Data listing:
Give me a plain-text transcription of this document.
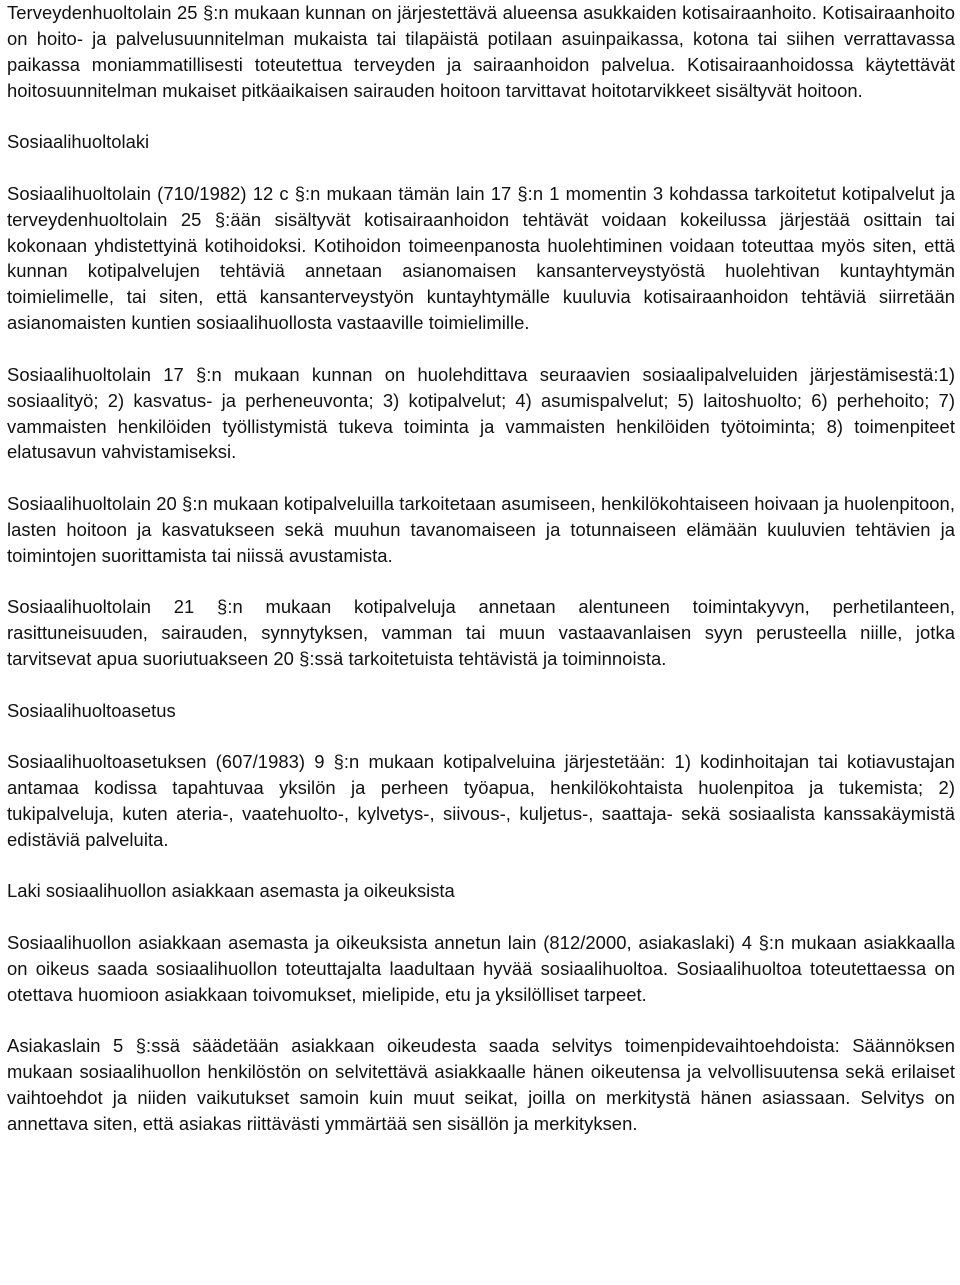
Terveydenhuoltolain 25 §:n mukaan kunnan on järjestettävä alueensa asukkaiden kotisairaanhoito. Kotisairaanhoito on hoito- ja palvelusuunnitelman mukaista tai tilapäistä potilaan asuinpaikassa, kotona tai siihen verrattavassa paikassa moniammatillisesti toteutettua terveyden ja sairaanhoidon palvelua. Kotisairaanhoidossa käytettävät hoitosuunnitelman mukaiset pitkäaikaisen sairauden hoitoon tarvittavat hoitotarvikkeet sisältyvät hoitoon.

Sosiaalihuoltolaki

Sosiaalihuoltolain (710/1982) 12 c §:n mukaan tämän lain 17 §:n 1 momentin 3 kohdassa tarkoitetut kotipalvelut ja terveydenhuoltolain 25 §:ään sisältyvät kotisairaanhoidon tehtävät voidaan kokeilussa järjestää osittain tai kokonaan yhdistettyinä kotihoidoksi. Kotihoidon toimeenpanosta huolehtiminen voidaan toteuttaa myös siten, että kunnan kotipalvelujen tehtäviä annetaan asianomaisen kansanterveystyöstä huolehtivan kuntayhtymän toimielimelle, tai siten, että kansanterveystyön kuntayhtymälle kuuluvia kotisairaanhoidon tehtäviä siirretään asianomaisten kuntien sosiaalihuollosta vastaaville toimielimille.

Sosiaalihuoltolain 17 §:n mukaan kunnan on huolehdittava seuraavien sosiaalipalveluiden järjestämisestä:1) sosiaalityö; 2) kasvatus- ja perheneuvonta; 3) kotipalvelut; 4) asumispalvelut; 5) laitoshuolto; 6) perhehoito; 7) vammaisten henkilöiden työllistymistä tukeva toiminta ja vammaisten henkilöiden työtoiminta; 8) toimenpiteet elatusavun vahvistamiseksi.

Sosiaalihuoltolain 20 §:n mukaan kotipalveluilla tarkoitetaan asumiseen, henkilökohtaiseen hoivaan ja huolenpitoon, lasten hoitoon ja kasvatukseen sekä muuhun tavanomaiseen ja totunnaiseen elämään kuuluvien tehtävien ja toimintojen suorittamista tai niissä avustamista.

Sosiaalihuoltolain 21 §:n mukaan kotipalveluja annetaan alentuneen toimintakyvyn, perhetilanteen, rasittuneisuuden, sairauden, synnytyksen, vamman tai muun vastaavanlaisen syyn perusteella niille, jotka tarvitsevat apua suoriutuakseen 20 §:ssä tarkoitetuista tehtävistä ja toiminnoista.

Sosiaalihuoltoasetus

Sosiaalihuoltoasetuksen (607/1983) 9 §:n mukaan kotipalveluina järjestetään: 1) kodinhoitajan tai kotiavustajan antamaa kodissa tapahtuvaa yksilön ja perheen työapua, henkilökohtaista huolenpitoa ja tukemista; 2) tukipalveluja, kuten ateria-, vaatehuolto-, kylvetys-, siivous-, kuljetus-, saattaja- sekä sosiaalista kanssakäymistä edistäviä palveluita.

Laki sosiaalihuollon asiakkaan asemasta ja oikeuksista

Sosiaalihuollon asiakkaan asemasta ja oikeuksista annetun lain (812/2000, asiakaslaki) 4 §:n mukaan asiakkaalla on oikeus saada sosiaalihuollon toteuttajalta laadultaan hyvää sosiaalihuoltoa. Sosiaalihuoltoa toteutettaessa on otettava huomioon asiakkaan toivomukset, mielipide, etu ja yksilölliset tarpeet.

Asiakaslain 5 §:ssä säädetään asiakkaan oikeudesta saada selvitys toimenpidevaihtoehdoista: Säännöksen mukaan sosiaalihuollon henkilöstön on selvitettävä asiakkaalle hänen oikeutensa ja velvollisuutensa sekä erilaiset vaihtoehdot ja niiden vaikutukset samoin kuin muut seikat, joilla on merkitystä hänen asiassaan. Selvitys on annettava siten, että asiakas riittävästi ymmärtää sen sisällön ja merkityksen.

**Written task:** From the entries above, select each line containing the string "asiakkaan".

**Right answer:**
Laki sosiaalihuollon asiakkaan asemasta ja oikeuksista
Sosiaalihuollon asiakkaan asemasta ja oikeuksista annetun lain (812/2000, asiakaslaki) 4 §:n mukaan asiakkaalla on oikeus saada sosiaalihuollon toteuttajalta laadultaan hyvää sosiaalihuoltoa. Sosiaalihuoltoa toteutettaessa on otettava huomioon asiakkaan toivomukset, mielipide, etu ja yksilölliset tarpeet.
Asiakaslain 5 §:ssä säädetään asiakkaan oikeudesta saada selvitys toimenpidevaihtoehdoista: Säännöksen mukaan sosiaalihuollon henkilöstön on selvitettävä asiakkaalle hänen oikeutensa ja velvollisuutensa sekä erilaiset vaihtoehdot ja niiden vaikutukset samoin kuin muut seikat, joilla on merkitystä hänen asiassaan. Selvitys on annettava siten, että asiakas riittävästi ymmärtää sen sisällön ja merkityksen.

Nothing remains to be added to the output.